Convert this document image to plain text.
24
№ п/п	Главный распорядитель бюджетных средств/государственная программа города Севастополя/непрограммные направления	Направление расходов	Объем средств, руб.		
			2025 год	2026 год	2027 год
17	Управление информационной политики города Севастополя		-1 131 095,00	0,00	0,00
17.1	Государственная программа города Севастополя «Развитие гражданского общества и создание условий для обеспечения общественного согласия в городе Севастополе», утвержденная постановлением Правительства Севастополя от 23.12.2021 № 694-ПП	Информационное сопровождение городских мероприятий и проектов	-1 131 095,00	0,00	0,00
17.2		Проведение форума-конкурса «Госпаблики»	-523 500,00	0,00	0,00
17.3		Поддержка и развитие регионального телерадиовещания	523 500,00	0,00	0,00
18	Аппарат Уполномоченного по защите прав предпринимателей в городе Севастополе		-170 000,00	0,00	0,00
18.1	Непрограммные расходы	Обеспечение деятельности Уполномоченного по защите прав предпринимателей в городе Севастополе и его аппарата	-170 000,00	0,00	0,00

■ **Short problem**
Copy the records above exactly as they appear.

■ **Task answer**
Convert this document image to plain text.
24
№ п/п	Главный распорядитель бюджетных средств/государственная программа города Севастополя/непрограммные направления	Направление расходов	Объем средств, руб.		
			2025 год	2026 год	2027 год
17	Управление информационной политики города Севастополя		-1 131 095,00	0,00	0,00
17.1	Государственная программа города Севастополя «Развитие гражданского общества и создание условий для обеспечения общественного согласия в городе Севастополе», утвержденная постановлением Правительства Севастополя от 23.12.2021 № 694-ПП	Информационное сопровождение городских мероприятий и проектов	-1 131 095,00	0,00	0,00
17.2		Проведение форума-конкурса «Госпаблики»	-523 500,00	0,00	0,00
17.3		Поддержка и развитие регионального телерадиовещания	523 500,00	0,00	0,00
18	Аппарат Уполномоченного по защите прав предпринимателей в городе Севастополе		-170 000,00	0,00	0,00
18.1	Непрограммные расходы	Обеспечение деятельности Уполномоченного по защите прав предпринимателей в городе Севастополе и его аппарата	-170 000,00	0,00	0,00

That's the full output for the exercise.